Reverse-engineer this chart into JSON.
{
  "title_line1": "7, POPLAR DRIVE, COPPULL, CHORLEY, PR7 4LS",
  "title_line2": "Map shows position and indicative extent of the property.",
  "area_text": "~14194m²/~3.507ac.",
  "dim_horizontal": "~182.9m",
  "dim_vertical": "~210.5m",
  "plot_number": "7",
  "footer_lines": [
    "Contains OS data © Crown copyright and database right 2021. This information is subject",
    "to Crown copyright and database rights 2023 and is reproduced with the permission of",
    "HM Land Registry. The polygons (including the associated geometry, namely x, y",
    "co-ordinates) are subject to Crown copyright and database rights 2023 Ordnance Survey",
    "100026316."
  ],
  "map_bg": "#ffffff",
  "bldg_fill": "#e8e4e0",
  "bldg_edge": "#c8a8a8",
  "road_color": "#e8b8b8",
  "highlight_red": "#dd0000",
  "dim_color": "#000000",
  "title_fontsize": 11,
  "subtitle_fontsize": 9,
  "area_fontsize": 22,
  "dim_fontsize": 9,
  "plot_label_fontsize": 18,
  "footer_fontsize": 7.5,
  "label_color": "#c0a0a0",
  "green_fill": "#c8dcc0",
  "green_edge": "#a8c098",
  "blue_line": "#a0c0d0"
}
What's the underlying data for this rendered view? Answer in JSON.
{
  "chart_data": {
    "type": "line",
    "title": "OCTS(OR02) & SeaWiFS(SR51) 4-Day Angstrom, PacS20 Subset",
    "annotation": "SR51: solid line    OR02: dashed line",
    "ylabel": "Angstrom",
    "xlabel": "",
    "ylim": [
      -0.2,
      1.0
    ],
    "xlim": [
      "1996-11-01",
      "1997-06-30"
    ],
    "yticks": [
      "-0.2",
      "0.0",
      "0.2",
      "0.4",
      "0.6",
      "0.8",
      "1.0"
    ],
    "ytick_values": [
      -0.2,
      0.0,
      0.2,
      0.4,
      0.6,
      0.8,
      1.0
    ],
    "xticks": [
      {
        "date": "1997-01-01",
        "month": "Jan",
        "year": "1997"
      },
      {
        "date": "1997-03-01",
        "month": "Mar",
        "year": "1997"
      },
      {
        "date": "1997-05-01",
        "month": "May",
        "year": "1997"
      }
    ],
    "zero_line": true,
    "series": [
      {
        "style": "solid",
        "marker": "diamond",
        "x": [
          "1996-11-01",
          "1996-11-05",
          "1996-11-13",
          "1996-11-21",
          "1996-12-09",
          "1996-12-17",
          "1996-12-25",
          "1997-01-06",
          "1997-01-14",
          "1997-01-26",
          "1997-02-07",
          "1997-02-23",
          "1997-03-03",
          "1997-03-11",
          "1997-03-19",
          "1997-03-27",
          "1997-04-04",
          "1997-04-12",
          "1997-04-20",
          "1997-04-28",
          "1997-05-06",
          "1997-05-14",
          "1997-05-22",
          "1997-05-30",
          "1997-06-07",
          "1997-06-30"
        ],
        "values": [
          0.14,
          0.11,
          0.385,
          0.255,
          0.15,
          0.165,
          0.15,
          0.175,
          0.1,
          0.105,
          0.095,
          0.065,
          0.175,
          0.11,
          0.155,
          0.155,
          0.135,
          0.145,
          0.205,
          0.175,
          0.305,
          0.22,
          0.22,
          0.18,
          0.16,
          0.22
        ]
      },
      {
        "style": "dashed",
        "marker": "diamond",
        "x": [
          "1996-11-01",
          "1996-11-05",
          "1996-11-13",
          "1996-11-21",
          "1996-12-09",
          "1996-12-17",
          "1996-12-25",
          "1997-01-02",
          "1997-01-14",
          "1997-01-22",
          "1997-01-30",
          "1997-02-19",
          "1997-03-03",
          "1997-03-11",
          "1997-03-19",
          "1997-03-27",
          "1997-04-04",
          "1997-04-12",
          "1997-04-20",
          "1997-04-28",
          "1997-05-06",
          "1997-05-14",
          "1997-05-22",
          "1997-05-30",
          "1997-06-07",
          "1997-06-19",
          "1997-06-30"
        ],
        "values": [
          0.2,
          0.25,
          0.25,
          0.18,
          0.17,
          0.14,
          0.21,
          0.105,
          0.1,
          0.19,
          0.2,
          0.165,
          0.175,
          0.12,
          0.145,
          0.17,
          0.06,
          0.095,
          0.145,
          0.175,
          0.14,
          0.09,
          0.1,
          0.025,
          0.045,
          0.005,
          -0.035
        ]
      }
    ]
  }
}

What the task asks: Pull out all lines containing the word "Crown" from the entries above.

Final result:
    "Contains OS data © Crown copyright and database right 2021. This information is subject",
    "to Crown copyright and database rights 2023 and is reproduced with the permission of",
    "co-ordinates) are subject to Crown copyright and database rights 2023 Ordnance Survey",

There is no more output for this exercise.